_Input rows_.
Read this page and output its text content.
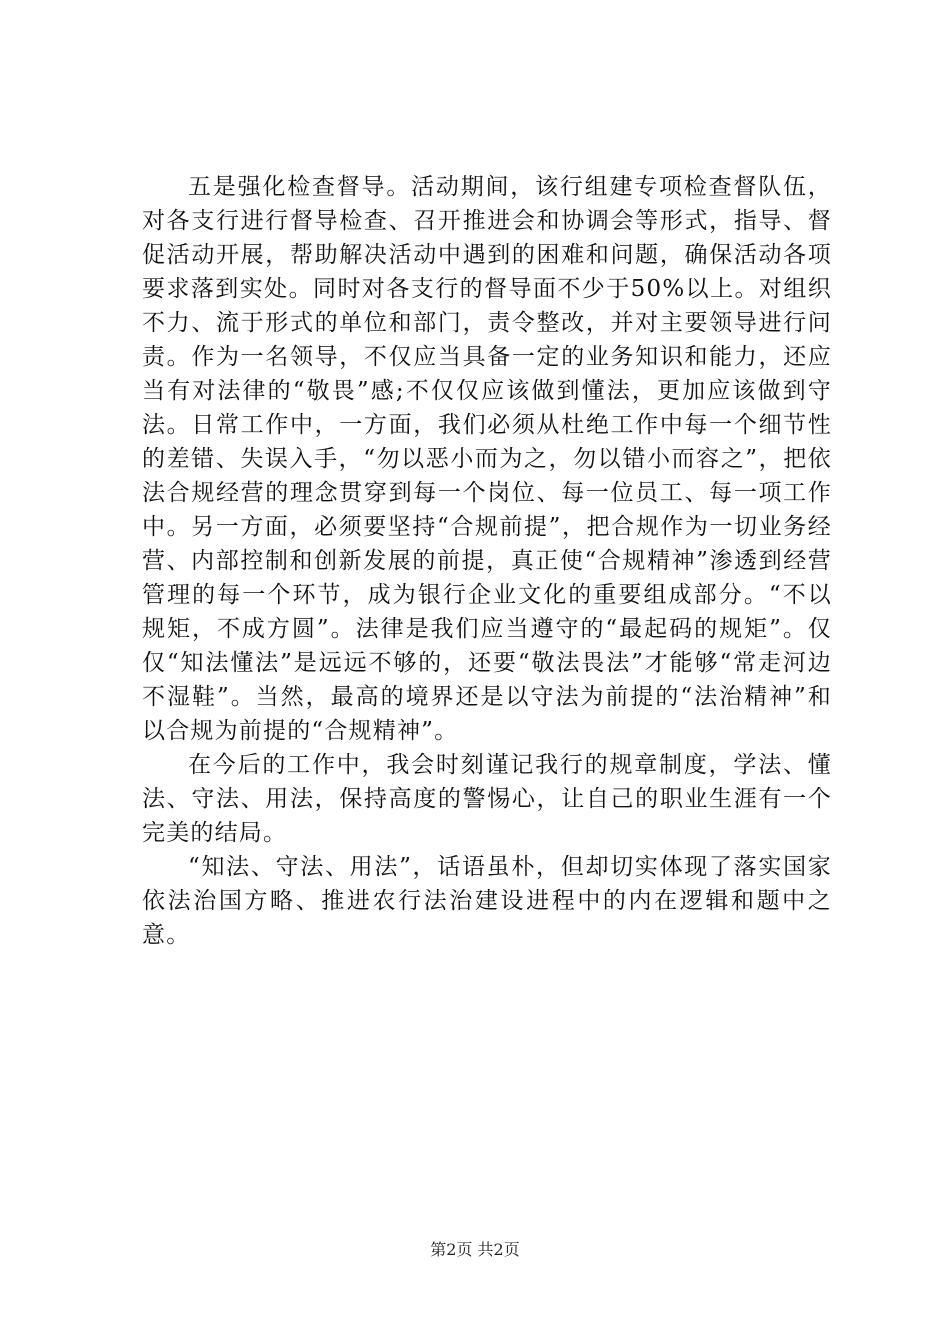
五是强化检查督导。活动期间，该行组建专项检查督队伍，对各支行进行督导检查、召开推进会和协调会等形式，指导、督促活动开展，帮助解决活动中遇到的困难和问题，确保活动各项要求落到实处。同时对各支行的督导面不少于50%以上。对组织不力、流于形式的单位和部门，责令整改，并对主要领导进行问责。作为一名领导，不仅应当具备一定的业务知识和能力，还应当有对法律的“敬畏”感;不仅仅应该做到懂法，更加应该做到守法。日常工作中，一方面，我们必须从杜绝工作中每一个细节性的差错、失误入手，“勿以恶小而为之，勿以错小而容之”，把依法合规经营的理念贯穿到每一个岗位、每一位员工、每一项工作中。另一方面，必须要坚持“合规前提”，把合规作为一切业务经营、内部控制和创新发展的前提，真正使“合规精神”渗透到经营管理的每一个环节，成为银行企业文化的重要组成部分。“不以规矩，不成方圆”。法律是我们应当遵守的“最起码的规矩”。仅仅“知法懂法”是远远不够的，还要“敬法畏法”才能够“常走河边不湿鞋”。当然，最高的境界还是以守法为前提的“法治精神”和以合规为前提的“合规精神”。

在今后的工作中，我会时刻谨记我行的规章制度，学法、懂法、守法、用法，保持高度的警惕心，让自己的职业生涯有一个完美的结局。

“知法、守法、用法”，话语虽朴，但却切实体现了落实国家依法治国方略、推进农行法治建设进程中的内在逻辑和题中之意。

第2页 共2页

_What is asked_. The pictures should not be reproduced; quote all of the other material exactly.

_Answer to this problem_.
Read this page and output its text content.
五是强化检查督导。活动期间，该行组建专项检查督队伍，对各支行进行督导检查、召开推进会和协调会等形式，指导、督促活动开展，帮助解决活动中遇到的困难和问题，确保活动各项要求落到实处。同时对各支行的督导面不少于50%以上。对组织不力、流于形式的单位和部门，责令整改，并对主要领导进行问责。作为一名领导，不仅应当具备一定的业务知识和能力，还应当有对法律的“敬畏”感;不仅仅应该做到懂法，更加应该做到守法。日常工作中，一方面，我们必须从杜绝工作中每一个细节性的差错、失误入手，“勿以恶小而为之，勿以错小而容之”，把依法合规经营的理念贯穿到每一个岗位、每一位员工、每一项工作中。另一方面，必须要坚持“合规前提”，把合规作为一切业务经营、内部控制和创新发展的前提，真正使“合规精神”渗透到经营管理的每一个环节，成为银行企业文化的重要组成部分。“不以规矩，不成方圆”。法律是我们应当遵守的“最起码的规矩”。仅仅“知法懂法”是远远不够的，还要“敬法畏法”才能够“常走河边不湿鞋”。当然，最高的境界还是以守法为前提的“法治精神”和以合规为前提的“合规精神”。

在今后的工作中，我会时刻谨记我行的规章制度，学法、懂法、守法、用法，保持高度的警惕心，让自己的职业生涯有一个完美的结局。

“知法、守法、用法”，话语虽朴，但却切实体现了落实国家依法治国方略、推进农行法治建设进程中的内在逻辑和题中之意。

第2页 共2页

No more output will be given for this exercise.